=== Set exercise ===
Extract all lines containing "this".
>> start Task data
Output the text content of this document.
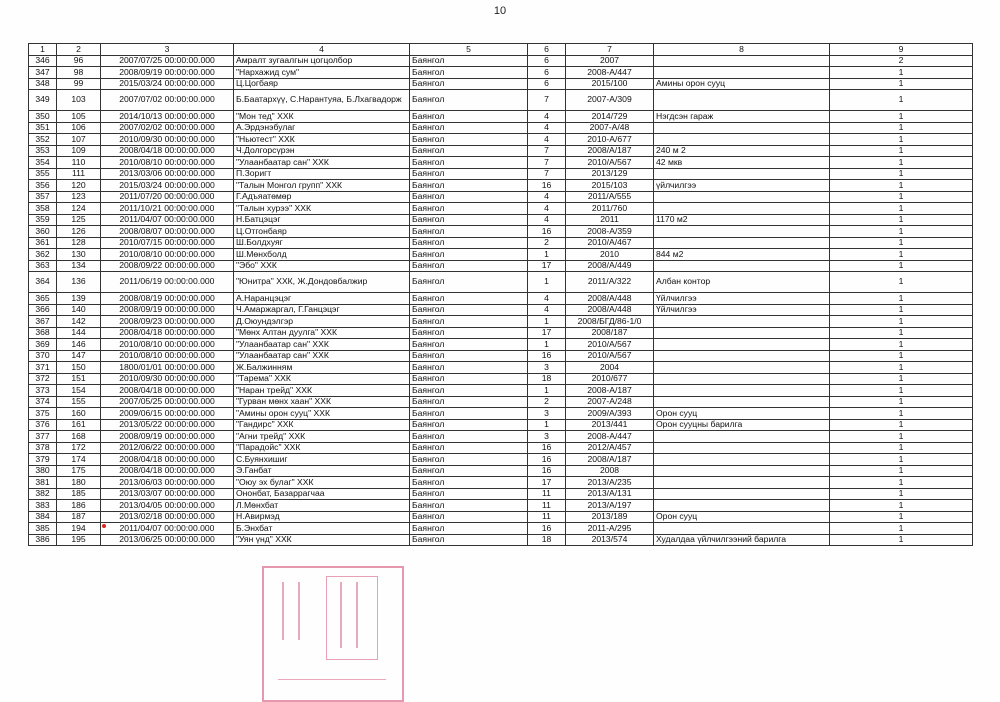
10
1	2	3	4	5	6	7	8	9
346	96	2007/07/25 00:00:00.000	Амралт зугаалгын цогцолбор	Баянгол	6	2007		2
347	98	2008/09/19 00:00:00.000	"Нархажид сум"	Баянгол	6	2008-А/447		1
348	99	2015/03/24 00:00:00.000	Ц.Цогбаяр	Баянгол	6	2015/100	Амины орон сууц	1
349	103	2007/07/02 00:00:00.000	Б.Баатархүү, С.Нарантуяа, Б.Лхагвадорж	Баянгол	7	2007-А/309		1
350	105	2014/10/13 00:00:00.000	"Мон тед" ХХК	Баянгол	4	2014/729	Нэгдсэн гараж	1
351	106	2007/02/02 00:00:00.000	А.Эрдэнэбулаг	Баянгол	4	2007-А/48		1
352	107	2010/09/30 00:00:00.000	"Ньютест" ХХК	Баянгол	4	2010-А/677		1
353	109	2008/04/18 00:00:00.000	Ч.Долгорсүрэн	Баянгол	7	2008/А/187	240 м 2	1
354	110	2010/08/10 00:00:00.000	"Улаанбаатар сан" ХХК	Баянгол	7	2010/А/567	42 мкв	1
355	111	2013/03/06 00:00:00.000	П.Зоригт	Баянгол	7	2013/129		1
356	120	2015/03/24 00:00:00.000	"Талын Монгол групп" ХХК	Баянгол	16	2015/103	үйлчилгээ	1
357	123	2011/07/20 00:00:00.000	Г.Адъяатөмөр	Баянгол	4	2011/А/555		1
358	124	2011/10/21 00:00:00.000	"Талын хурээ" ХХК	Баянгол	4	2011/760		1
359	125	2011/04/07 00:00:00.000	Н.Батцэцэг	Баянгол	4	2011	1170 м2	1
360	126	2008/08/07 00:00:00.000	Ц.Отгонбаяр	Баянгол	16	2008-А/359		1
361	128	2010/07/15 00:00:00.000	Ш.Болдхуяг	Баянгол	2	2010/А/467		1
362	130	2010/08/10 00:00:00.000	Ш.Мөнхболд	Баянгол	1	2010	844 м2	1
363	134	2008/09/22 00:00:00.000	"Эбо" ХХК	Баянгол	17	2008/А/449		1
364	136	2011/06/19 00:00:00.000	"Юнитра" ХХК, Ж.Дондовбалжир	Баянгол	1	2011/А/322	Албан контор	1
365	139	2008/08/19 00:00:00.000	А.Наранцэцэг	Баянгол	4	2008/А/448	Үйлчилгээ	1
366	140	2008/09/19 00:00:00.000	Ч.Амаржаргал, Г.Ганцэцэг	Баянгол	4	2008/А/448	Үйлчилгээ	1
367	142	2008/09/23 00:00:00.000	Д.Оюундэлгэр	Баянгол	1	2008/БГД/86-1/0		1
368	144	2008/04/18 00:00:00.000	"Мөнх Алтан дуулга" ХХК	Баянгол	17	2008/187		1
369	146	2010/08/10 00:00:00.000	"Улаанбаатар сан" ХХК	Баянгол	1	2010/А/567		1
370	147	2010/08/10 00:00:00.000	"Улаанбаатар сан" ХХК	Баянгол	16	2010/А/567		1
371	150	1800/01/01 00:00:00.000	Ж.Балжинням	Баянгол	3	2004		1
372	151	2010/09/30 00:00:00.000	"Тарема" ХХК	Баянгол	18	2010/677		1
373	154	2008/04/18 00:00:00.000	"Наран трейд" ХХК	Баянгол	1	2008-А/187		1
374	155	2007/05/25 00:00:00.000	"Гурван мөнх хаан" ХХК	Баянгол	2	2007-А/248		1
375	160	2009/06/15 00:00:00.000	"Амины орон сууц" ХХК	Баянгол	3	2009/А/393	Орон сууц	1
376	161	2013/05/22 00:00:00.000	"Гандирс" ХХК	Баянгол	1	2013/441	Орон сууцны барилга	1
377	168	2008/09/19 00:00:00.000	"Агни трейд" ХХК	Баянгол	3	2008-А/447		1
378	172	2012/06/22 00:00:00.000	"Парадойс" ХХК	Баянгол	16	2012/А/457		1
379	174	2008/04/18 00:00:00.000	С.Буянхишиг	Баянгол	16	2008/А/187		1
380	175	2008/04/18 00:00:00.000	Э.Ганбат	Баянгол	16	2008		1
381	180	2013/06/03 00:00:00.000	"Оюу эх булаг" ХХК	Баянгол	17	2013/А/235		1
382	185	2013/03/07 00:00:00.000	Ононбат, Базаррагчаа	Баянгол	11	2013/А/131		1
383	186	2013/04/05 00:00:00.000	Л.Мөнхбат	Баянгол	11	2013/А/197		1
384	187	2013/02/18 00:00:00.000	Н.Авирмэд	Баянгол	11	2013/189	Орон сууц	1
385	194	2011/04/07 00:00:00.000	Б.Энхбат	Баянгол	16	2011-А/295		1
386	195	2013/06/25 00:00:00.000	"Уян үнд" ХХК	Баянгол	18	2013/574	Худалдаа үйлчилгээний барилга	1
>> end Task data
>> start Task data
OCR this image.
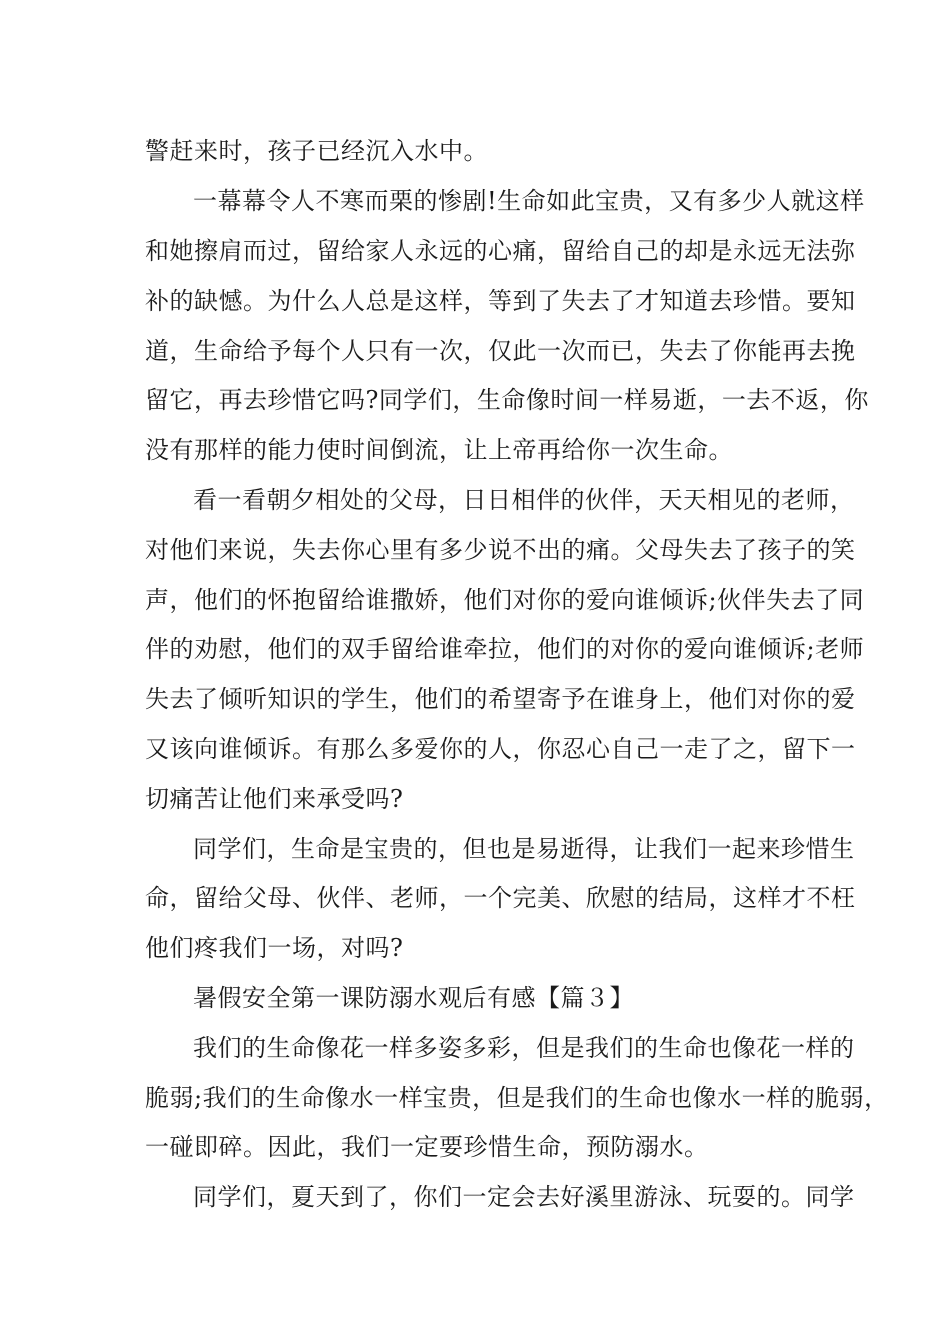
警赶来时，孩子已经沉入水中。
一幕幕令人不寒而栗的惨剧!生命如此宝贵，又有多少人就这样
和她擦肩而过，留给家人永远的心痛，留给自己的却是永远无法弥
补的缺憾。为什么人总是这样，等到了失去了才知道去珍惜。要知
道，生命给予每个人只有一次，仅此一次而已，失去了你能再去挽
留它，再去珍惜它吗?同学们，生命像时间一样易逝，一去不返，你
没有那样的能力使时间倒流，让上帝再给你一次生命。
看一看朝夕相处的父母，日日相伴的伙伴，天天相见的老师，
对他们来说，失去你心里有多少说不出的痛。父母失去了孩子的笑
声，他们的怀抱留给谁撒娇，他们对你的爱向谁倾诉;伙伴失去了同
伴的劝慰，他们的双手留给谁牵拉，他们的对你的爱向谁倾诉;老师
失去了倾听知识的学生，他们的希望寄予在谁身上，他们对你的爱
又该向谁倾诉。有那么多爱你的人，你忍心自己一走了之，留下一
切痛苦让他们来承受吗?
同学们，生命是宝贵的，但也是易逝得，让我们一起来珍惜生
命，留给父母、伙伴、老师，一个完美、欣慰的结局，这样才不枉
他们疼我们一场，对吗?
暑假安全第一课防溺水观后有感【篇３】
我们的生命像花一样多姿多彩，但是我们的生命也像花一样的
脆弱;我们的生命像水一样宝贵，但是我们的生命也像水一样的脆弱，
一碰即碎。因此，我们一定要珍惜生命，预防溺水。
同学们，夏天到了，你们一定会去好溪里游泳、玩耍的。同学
>> end Task data
=== Task output ===
Output the text content of this document.
OCR this image.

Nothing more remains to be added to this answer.